:: MATERIAL SHOWN ::

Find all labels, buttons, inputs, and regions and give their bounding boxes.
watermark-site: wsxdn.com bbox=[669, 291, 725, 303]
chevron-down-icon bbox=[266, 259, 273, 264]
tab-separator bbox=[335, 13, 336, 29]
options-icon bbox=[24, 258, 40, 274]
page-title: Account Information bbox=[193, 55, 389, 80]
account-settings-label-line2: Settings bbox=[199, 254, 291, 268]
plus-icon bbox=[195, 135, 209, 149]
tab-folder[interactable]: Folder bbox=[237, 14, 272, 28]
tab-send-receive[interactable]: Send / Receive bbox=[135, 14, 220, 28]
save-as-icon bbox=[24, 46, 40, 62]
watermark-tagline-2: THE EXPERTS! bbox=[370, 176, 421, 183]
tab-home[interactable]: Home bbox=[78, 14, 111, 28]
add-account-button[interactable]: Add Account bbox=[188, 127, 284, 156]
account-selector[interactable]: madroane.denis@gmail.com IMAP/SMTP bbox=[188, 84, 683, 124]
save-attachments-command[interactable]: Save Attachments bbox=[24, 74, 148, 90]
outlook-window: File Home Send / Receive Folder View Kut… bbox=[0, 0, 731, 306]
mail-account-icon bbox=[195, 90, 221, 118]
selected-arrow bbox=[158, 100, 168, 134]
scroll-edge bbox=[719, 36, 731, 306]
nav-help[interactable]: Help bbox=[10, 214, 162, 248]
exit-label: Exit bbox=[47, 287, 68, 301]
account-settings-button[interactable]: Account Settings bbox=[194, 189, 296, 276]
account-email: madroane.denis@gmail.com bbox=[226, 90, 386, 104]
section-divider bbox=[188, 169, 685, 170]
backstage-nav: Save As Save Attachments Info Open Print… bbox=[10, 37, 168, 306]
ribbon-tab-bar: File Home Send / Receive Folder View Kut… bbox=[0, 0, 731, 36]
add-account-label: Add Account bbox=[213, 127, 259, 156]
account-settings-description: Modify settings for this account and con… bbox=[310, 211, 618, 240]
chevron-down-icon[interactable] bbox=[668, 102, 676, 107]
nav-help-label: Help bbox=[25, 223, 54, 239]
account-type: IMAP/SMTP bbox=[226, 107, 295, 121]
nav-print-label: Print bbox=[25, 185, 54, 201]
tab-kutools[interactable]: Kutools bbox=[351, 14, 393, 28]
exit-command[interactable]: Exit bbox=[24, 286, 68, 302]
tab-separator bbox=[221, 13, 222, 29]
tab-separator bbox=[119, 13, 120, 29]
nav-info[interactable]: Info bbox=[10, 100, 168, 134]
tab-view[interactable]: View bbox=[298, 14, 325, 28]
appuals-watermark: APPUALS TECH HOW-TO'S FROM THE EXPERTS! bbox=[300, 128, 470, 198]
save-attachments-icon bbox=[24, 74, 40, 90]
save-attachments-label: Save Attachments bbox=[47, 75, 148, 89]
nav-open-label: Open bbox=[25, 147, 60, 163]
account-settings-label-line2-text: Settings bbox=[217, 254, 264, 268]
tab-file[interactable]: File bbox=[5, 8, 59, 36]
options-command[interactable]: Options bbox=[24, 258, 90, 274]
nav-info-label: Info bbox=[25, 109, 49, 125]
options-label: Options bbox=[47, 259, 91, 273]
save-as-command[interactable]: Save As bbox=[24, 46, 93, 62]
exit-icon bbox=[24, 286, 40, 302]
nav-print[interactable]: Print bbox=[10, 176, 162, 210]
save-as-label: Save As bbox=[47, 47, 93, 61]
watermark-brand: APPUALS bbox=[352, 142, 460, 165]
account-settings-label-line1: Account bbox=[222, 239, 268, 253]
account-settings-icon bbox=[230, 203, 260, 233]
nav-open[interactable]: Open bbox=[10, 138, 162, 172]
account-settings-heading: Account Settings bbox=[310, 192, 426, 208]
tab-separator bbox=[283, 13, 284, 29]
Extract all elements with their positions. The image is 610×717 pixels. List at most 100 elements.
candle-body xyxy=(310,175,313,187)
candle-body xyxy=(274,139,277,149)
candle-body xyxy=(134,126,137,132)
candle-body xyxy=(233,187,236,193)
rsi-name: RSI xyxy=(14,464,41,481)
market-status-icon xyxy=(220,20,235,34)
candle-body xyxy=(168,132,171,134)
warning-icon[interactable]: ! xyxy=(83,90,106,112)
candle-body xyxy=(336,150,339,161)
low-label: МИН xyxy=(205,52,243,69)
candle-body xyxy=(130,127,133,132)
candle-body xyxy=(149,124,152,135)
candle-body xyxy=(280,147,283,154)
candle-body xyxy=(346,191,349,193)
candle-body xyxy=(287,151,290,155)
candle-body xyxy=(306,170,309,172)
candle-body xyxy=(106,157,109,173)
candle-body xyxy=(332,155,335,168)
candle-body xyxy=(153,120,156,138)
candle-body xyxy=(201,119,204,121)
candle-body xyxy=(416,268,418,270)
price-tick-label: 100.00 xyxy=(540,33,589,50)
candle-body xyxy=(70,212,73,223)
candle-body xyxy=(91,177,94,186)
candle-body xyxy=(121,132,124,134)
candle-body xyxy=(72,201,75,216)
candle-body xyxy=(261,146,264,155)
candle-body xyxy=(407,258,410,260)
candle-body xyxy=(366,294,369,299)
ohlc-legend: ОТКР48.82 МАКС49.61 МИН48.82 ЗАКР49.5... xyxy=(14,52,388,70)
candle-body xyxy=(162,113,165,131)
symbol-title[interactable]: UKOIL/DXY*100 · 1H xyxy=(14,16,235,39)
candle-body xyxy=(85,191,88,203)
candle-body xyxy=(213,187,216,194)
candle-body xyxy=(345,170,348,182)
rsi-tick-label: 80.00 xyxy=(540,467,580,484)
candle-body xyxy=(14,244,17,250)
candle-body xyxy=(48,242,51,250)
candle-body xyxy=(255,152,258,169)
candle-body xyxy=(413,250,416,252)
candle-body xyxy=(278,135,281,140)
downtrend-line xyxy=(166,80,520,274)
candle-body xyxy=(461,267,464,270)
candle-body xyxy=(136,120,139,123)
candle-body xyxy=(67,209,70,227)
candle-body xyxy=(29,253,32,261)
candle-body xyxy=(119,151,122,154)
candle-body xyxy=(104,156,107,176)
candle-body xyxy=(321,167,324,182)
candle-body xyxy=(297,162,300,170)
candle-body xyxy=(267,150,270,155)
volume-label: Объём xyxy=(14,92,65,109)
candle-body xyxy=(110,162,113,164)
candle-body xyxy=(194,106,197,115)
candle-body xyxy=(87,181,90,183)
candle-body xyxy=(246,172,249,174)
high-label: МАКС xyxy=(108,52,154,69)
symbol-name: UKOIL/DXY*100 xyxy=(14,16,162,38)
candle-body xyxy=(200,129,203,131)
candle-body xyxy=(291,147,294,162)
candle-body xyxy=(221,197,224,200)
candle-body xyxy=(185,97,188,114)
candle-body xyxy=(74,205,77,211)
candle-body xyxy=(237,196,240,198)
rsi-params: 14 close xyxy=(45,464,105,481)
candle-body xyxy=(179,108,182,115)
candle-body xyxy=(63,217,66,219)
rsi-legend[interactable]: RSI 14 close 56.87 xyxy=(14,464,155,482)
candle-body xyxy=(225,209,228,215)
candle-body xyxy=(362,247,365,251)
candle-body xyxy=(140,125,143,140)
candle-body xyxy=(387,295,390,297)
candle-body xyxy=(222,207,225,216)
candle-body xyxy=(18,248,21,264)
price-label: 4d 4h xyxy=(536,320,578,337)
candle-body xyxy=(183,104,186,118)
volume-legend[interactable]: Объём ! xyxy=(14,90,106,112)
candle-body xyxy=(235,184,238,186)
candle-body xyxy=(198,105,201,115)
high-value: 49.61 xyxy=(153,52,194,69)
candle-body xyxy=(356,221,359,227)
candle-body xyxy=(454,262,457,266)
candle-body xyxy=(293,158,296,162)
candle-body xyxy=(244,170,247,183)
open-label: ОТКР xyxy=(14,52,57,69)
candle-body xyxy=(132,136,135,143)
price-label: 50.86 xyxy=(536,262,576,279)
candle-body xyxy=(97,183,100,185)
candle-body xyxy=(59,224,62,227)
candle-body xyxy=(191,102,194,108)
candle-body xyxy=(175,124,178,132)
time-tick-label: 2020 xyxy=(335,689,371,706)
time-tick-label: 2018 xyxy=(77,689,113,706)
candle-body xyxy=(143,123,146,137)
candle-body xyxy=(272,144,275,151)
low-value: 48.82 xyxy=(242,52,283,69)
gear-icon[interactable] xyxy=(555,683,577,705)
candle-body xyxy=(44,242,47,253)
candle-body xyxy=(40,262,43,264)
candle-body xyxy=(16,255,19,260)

:: DO THIS ::
Pick out every line above that contains the string "time", and copy each one.

:: TASK SOLUTION ::
time-tick-label: 2020 xyxy=(335,689,371,706)
time-tick-label: 2018 xyxy=(77,689,113,706)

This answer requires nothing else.